PROBLEM TO SOLVE — Write the records out again. Match them exactly.

ENTRIES PROVIDED section start

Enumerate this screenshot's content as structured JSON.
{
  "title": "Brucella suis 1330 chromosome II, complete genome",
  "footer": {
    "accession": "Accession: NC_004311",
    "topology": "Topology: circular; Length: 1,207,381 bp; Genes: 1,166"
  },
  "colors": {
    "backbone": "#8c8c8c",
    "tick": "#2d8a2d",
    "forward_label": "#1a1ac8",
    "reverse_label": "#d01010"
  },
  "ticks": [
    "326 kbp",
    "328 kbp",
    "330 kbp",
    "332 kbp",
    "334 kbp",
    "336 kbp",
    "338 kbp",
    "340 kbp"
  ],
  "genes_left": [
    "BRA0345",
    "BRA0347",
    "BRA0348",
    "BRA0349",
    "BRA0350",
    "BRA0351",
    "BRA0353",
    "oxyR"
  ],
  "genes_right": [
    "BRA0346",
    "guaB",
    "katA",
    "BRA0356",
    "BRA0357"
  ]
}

ENTRIES PROVIDED section end

YOUR RESPONSE —
Enumerate this screenshot's content as structured JSON.
{
  "title": "Brucella suis 1330 chromosome II, complete genome",
  "footer": {
    "accession": "Accession: NC_004311",
    "topology": "Topology: circular; Length: 1,207,381 bp; Genes: 1,166"
  },
  "colors": {
    "backbone": "#8c8c8c",
    "tick": "#2d8a2d",
    "forward_label": "#1a1ac8",
    "reverse_label": "#d01010"
  },
  "ticks": [
    "326 kbp",
    "328 kbp",
    "330 kbp",
    "332 kbp",
    "334 kbp",
    "336 kbp",
    "338 kbp",
    "340 kbp"
  ],
  "genes_left": [
    "BRA0345",
    "BRA0347",
    "BRA0348",
    "BRA0349",
    "BRA0350",
    "BRA0351",
    "BRA0353",
    "oxyR"
  ],
  "genes_right": [
    "BRA0346",
    "guaB",
    "katA",
    "BRA0356",
    "BRA0357"
  ]
}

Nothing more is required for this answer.